Reproduce all entries word for word.

SOURCE RECORDS:
-- Begin --

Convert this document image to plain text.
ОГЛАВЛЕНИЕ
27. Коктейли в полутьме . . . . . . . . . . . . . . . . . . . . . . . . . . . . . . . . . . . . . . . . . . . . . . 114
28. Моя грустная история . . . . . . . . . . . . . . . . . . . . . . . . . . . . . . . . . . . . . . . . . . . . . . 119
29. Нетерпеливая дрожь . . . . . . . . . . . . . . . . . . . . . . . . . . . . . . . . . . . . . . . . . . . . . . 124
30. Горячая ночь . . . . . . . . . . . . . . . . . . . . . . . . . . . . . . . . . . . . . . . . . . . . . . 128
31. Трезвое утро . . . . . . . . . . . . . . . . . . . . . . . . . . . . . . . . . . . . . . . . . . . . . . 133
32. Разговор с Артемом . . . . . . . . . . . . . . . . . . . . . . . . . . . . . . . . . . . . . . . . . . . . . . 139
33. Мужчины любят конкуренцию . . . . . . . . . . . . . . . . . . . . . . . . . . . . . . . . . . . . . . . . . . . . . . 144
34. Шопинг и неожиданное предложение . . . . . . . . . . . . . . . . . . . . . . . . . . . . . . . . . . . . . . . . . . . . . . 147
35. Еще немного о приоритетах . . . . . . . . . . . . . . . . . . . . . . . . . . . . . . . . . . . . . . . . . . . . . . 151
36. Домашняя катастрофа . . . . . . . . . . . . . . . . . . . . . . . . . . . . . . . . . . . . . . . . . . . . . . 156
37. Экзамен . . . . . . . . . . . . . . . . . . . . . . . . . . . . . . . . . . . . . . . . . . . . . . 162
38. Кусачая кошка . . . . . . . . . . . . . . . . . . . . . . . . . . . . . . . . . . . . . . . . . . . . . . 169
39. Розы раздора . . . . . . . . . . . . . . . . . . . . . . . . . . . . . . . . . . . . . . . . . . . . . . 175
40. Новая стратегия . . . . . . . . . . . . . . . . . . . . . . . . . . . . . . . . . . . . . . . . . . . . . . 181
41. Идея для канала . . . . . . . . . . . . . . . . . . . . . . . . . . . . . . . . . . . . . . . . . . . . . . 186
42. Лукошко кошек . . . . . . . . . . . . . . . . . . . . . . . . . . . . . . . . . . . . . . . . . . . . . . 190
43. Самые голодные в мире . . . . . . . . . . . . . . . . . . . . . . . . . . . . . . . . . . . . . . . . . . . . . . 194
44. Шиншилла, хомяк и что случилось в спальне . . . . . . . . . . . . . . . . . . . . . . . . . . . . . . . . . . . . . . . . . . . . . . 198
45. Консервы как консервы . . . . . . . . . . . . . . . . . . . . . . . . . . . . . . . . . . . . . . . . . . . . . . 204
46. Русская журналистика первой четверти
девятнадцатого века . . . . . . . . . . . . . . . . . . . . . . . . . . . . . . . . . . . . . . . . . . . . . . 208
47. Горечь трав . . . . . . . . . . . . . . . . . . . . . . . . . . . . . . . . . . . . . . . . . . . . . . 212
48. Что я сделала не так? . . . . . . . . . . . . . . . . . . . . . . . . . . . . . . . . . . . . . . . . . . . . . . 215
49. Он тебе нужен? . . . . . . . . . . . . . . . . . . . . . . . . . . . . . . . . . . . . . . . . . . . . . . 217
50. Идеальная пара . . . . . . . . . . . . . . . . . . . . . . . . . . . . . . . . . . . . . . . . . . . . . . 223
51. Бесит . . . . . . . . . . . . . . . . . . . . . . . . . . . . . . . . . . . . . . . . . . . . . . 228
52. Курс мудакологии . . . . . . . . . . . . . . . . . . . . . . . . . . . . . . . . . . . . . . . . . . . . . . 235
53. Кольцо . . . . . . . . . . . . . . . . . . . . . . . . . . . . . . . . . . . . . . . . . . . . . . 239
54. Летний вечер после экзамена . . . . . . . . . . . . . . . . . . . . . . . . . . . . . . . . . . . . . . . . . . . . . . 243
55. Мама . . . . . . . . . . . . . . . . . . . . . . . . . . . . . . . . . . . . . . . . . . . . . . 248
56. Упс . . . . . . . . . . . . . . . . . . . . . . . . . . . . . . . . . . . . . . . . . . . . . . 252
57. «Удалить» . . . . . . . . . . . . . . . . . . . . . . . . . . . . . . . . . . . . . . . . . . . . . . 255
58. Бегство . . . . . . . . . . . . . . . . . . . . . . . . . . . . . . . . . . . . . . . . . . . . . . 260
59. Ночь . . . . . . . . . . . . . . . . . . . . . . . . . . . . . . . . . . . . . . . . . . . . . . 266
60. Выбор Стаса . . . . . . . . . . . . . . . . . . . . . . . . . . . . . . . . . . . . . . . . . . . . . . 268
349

-- End --

SOLUTION:
Convert this document image to plain text.
ОГЛАВЛЕНИЕ
27. Коктейли в полутьме . . . . . . . . . . . . . . . . . . . . . . . . . . . . . . . . . . . . . . . . . . . . . . 114
28. Моя грустная история . . . . . . . . . . . . . . . . . . . . . . . . . . . . . . . . . . . . . . . . . . . . . . 119
29. Нетерпеливая дрожь . . . . . . . . . . . . . . . . . . . . . . . . . . . . . . . . . . . . . . . . . . . . . . 124
30. Горячая ночь . . . . . . . . . . . . . . . . . . . . . . . . . . . . . . . . . . . . . . . . . . . . . . 128
31. Трезвое утро . . . . . . . . . . . . . . . . . . . . . . . . . . . . . . . . . . . . . . . . . . . . . . 133
32. Разговор с Артемом . . . . . . . . . . . . . . . . . . . . . . . . . . . . . . . . . . . . . . . . . . . . . . 139
33. Мужчины любят конкуренцию . . . . . . . . . . . . . . . . . . . . . . . . . . . . . . . . . . . . . . . . . . . . . . 144
34. Шопинг и неожиданное предложение . . . . . . . . . . . . . . . . . . . . . . . . . . . . . . . . . . . . . . . . . . . . . . 147
35. Еще немного о приоритетах . . . . . . . . . . . . . . . . . . . . . . . . . . . . . . . . . . . . . . . . . . . . . . 151
36. Домашняя катастрофа . . . . . . . . . . . . . . . . . . . . . . . . . . . . . . . . . . . . . . . . . . . . . . 156
37. Экзамен . . . . . . . . . . . . . . . . . . . . . . . . . . . . . . . . . . . . . . . . . . . . . . 162
38. Кусачая кошка . . . . . . . . . . . . . . . . . . . . . . . . . . . . . . . . . . . . . . . . . . . . . . 169
39. Розы раздора . . . . . . . . . . . . . . . . . . . . . . . . . . . . . . . . . . . . . . . . . . . . . . 175
40. Новая стратегия . . . . . . . . . . . . . . . . . . . . . . . . . . . . . . . . . . . . . . . . . . . . . . 181
41. Идея для канала . . . . . . . . . . . . . . . . . . . . . . . . . . . . . . . . . . . . . . . . . . . . . . 186
42. Лукошко кошек . . . . . . . . . . . . . . . . . . . . . . . . . . . . . . . . . . . . . . . . . . . . . . 190
43. Самые голодные в мире . . . . . . . . . . . . . . . . . . . . . . . . . . . . . . . . . . . . . . . . . . . . . . 194
44. Шиншилла, хомяк и что случилось в спальне . . . . . . . . . . . . . . . . . . . . . . . . . . . . . . . . . . . . . . . . . . . . . . 198
45. Консервы как консервы . . . . . . . . . . . . . . . . . . . . . . . . . . . . . . . . . . . . . . . . . . . . . . 204
46. Русская журналистика первой четверти
девятнадцатого века . . . . . . . . . . . . . . . . . . . . . . . . . . . . . . . . . . . . . . . . . . . . . . 208
47. Горечь трав . . . . . . . . . . . . . . . . . . . . . . . . . . . . . . . . . . . . . . . . . . . . . . 212
48. Что я сделала не так? . . . . . . . . . . . . . . . . . . . . . . . . . . . . . . . . . . . . . . . . . . . . . . 215
49. Он тебе нужен? . . . . . . . . . . . . . . . . . . . . . . . . . . . . . . . . . . . . . . . . . . . . . . 217
50. Идеальная пара . . . . . . . . . . . . . . . . . . . . . . . . . . . . . . . . . . . . . . . . . . . . . . 223
51. Бесит . . . . . . . . . . . . . . . . . . . . . . . . . . . . . . . . . . . . . . . . . . . . . . 228
52. Курс мудакологии . . . . . . . . . . . . . . . . . . . . . . . . . . . . . . . . . . . . . . . . . . . . . . 235
53. Кольцо . . . . . . . . . . . . . . . . . . . . . . . . . . . . . . . . . . . . . . . . . . . . . . 239
54. Летний вечер после экзамена . . . . . . . . . . . . . . . . . . . . . . . . . . . . . . . . . . . . . . . . . . . . . . 243
55. Мама . . . . . . . . . . . . . . . . . . . . . . . . . . . . . . . . . . . . . . . . . . . . . . 248
56. Упс . . . . . . . . . . . . . . . . . . . . . . . . . . . . . . . . . . . . . . . . . . . . . . 252
57. «Удалить» . . . . . . . . . . . . . . . . . . . . . . . . . . . . . . . . . . . . . . . . . . . . . . 255
58. Бегство . . . . . . . . . . . . . . . . . . . . . . . . . . . . . . . . . . . . . . . . . . . . . . 260
59. Ночь . . . . . . . . . . . . . . . . . . . . . . . . . . . . . . . . . . . . . . . . . . . . . . 266
60. Выбор Стаса . . . . . . . . . . . . . . . . . . . . . . . . . . . . . . . . . . . . . . . . . . . . . . 268
349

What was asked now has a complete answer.